Input records:
***

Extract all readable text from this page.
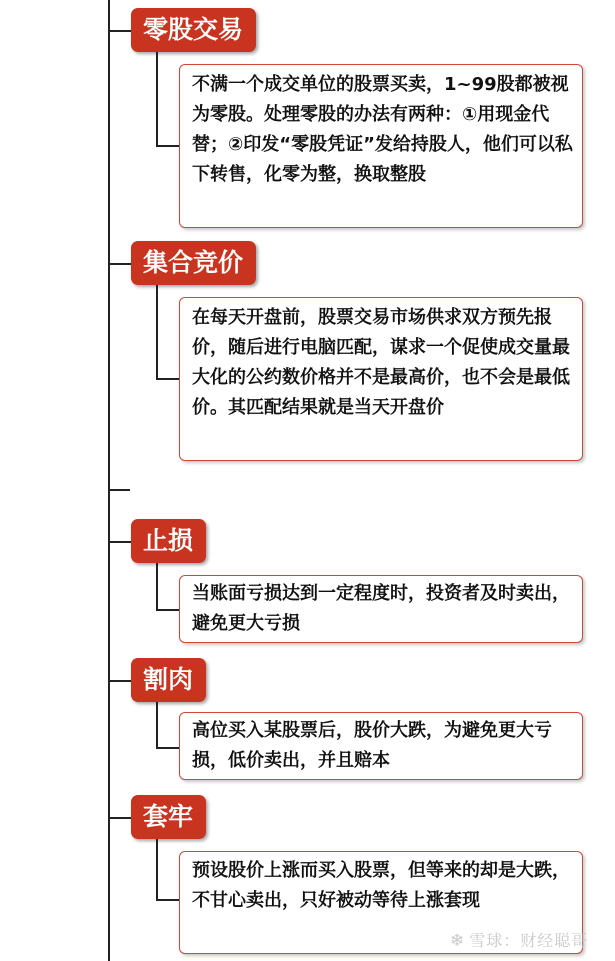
零股交易
不满一个成交单位的股票买卖，1~99股都被视为零股。处理零股的办法有两种：①用现金代替；②印发“零股凭证”发给持股人，他们可以私下转售，化零为整，换取整股
集合竞价
在每天开盘前，股票交易市场供求双方预先报价，随后进行电脑匹配，谋求一个促使成交量最大化的公约数价格并不是最高价，也不会是最低价。其匹配结果就是当天开盘价
止损
当账面亏损达到一定程度时，投资者及时卖出，避免更大亏损
割肉
高位买入某股票后，股价大跌，为避免更大亏损，低价卖出，并且赔本
套牢
预设股价上涨而买入股票，但等来的却是大跌，不甘心卖出，只好被动等待上涨套现
❄ 雪球：财经聪哥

***

Written task: Quote each entry above verbatim and drop the pictures.

Worked answer:
Extract all readable text from this page.
零股交易
不满一个成交单位的股票买卖，1~99股都被视为零股。处理零股的办法有两种：①用现金代替；②印发“零股凭证”发给持股人，他们可以私下转售，化零为整，换取整股
集合竞价
在每天开盘前，股票交易市场供求双方预先报价，随后进行电脑匹配，谋求一个促使成交量最大化的公约数价格并不是最高价，也不会是最低价。其匹配结果就是当天开盘价
止损
当账面亏损达到一定程度时，投资者及时卖出，避免更大亏损
割肉
高位买入某股票后，股价大跌，为避免更大亏损，低价卖出，并且赔本
套牢
预设股价上涨而买入股票，但等来的却是大跌，不甘心卖出，只好被动等待上涨套现
❄ 雪球：财经聪哥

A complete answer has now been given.